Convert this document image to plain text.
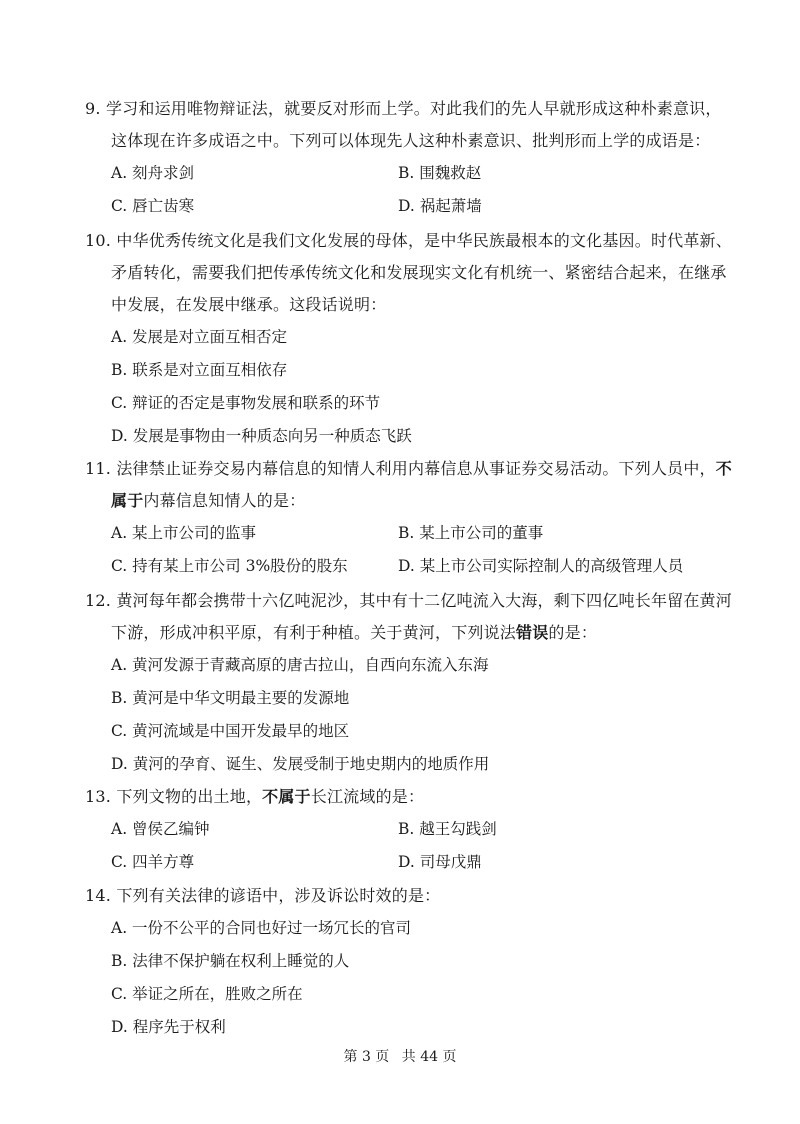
9. 学习和运用唯物辩证法，就要反对形而上学。对此我们的先人早就形成这种朴素意识，
这体现在许多成语之中。下列可以体现先人这种朴素意识、批判形而上学的成语是：

A. 刻舟求剑	B. 围魏救赵
C. 唇亡齿寒	D. 祸起萧墙

10. 中华优秀传统文化是我们文化发展的母体，是中华民族最根本的文化基因。时代革新、
矛盾转化，需要我们把传承传统文化和发展现实文化有机统一、紧密结合起来，在继承
中发展，在发展中继承。这段话说明：

A. 发展是对立面互相否定
B. 联系是对立面互相依存
C. 辩证的否定是事物发展和联系的环节
D. 发展是事物由一种质态向另一种质态飞跃

11. 法律禁止证券交易内幕信息的知情人利用内幕信息从事证券交易活动。下列人员中，不
属于内幕信息知情人的是：

A. 某上市公司的监事	B. 某上市公司的董事
C. 持有某上市公司 3%股份的股东	D. 某上市公司实际控制人的高级管理人员

12. 黄河每年都会携带十六亿吨泥沙，其中有十二亿吨流入大海，剩下四亿吨长年留在黄河
下游，形成冲积平原，有利于种植。关于黄河，下列说法错误的是：

A. 黄河发源于青藏高原的唐古拉山，自西向东流入东海
B. 黄河是中华文明最主要的发源地
C. 黄河流域是中国开发最早的地区
D. 黄河的孕育、诞生、发展受制于地史期内的地质作用

13. 下列文物的出土地，不属于长江流域的是：

A. 曾侯乙编钟	B. 越王勾践剑
C. 四羊方尊	D. 司母戊鼎

14. 下列有关法律的谚语中，涉及诉讼时效的是：

A. 一份不公平的合同也好过一场冗长的官司
B. 法律不保护躺在权利上睡觉的人
C. 举证之所在，胜败之所在
D. 程序先于权利
第 3 页 共 44 页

> WHAT TO DO:
Restate the records above in full, word for word. Keep pictures out.

> OUTPUT BELOW:
Convert this document image to plain text.
9. 学习和运用唯物辩证法，就要反对形而上学。对此我们的先人早就形成这种朴素意识，
这体现在许多成语之中。下列可以体现先人这种朴素意识、批判形而上学的成语是：

A. 刻舟求剑	B. 围魏救赵
C. 唇亡齿寒	D. 祸起萧墙

10. 中华优秀传统文化是我们文化发展的母体，是中华民族最根本的文化基因。时代革新、
矛盾转化，需要我们把传承传统文化和发展现实文化有机统一、紧密结合起来，在继承
中发展，在发展中继承。这段话说明：

A. 发展是对立面互相否定
B. 联系是对立面互相依存
C. 辩证的否定是事物发展和联系的环节
D. 发展是事物由一种质态向另一种质态飞跃

11. 法律禁止证券交易内幕信息的知情人利用内幕信息从事证券交易活动。下列人员中，不
属于内幕信息知情人的是：

A. 某上市公司的监事	B. 某上市公司的董事
C. 持有某上市公司 3%股份的股东	D. 某上市公司实际控制人的高级管理人员

12. 黄河每年都会携带十六亿吨泥沙，其中有十二亿吨流入大海，剩下四亿吨长年留在黄河
下游，形成冲积平原，有利于种植。关于黄河，下列说法错误的是：

A. 黄河发源于青藏高原的唐古拉山，自西向东流入东海
B. 黄河是中华文明最主要的发源地
C. 黄河流域是中国开发最早的地区
D. 黄河的孕育、诞生、发展受制于地史期内的地质作用

13. 下列文物的出土地，不属于长江流域的是：

A. 曾侯乙编钟	B. 越王勾践剑
C. 四羊方尊	D. 司母戊鼎

14. 下列有关法律的谚语中，涉及诉讼时效的是：

A. 一份不公平的合同也好过一场冗长的官司
B. 法律不保护躺在权利上睡觉的人
C. 举证之所在，胜败之所在
D. 程序先于权利
第 3 页 共 44 页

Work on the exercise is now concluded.